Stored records
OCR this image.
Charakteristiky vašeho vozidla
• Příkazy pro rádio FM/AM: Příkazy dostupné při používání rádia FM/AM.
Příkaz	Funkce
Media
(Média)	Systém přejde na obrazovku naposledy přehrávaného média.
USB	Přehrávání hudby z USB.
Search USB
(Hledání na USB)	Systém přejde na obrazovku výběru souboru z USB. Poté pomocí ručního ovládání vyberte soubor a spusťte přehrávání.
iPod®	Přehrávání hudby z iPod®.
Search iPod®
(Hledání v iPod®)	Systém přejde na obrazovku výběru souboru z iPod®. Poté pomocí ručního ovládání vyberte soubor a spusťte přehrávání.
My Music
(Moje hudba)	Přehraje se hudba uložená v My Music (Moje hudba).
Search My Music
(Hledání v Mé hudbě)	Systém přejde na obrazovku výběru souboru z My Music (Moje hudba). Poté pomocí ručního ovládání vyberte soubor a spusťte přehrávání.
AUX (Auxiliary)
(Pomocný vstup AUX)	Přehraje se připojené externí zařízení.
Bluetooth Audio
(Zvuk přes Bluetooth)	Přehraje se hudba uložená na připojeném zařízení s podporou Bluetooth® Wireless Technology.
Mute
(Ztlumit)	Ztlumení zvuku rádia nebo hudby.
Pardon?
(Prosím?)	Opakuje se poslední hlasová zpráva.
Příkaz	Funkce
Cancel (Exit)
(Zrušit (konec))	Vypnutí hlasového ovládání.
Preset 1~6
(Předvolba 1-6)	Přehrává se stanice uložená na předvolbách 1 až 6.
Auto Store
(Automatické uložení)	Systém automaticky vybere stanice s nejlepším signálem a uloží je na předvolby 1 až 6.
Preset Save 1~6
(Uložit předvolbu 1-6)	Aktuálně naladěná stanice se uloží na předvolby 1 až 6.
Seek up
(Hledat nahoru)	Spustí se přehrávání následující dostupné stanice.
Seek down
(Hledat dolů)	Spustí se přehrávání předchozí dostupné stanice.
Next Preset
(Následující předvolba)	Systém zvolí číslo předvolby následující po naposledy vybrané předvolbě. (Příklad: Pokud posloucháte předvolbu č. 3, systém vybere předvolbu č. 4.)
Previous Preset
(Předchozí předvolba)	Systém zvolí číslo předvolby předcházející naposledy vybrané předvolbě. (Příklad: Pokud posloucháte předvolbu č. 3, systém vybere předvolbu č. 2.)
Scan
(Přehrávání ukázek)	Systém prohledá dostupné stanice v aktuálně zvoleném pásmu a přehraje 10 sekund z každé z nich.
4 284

## TASK PROMPT
Leave out every line without the string "hudba" and copy the rest.

## RESPONSE
(Moje hudba)	Přehraje se hudba uložená v My Music (Moje hudba).
(Hledání v Mé hudbě)	Systém přejde na obrazovku výběru souboru z My Music (Moje hudba). Poté pomocí ručního ovládání vyberte soubor a spusťte přehrávání.
(Zvuk přes Bluetooth)	Přehraje se hudba uložená na připojeném zařízení s podporou Bluetooth® Wireless Technology.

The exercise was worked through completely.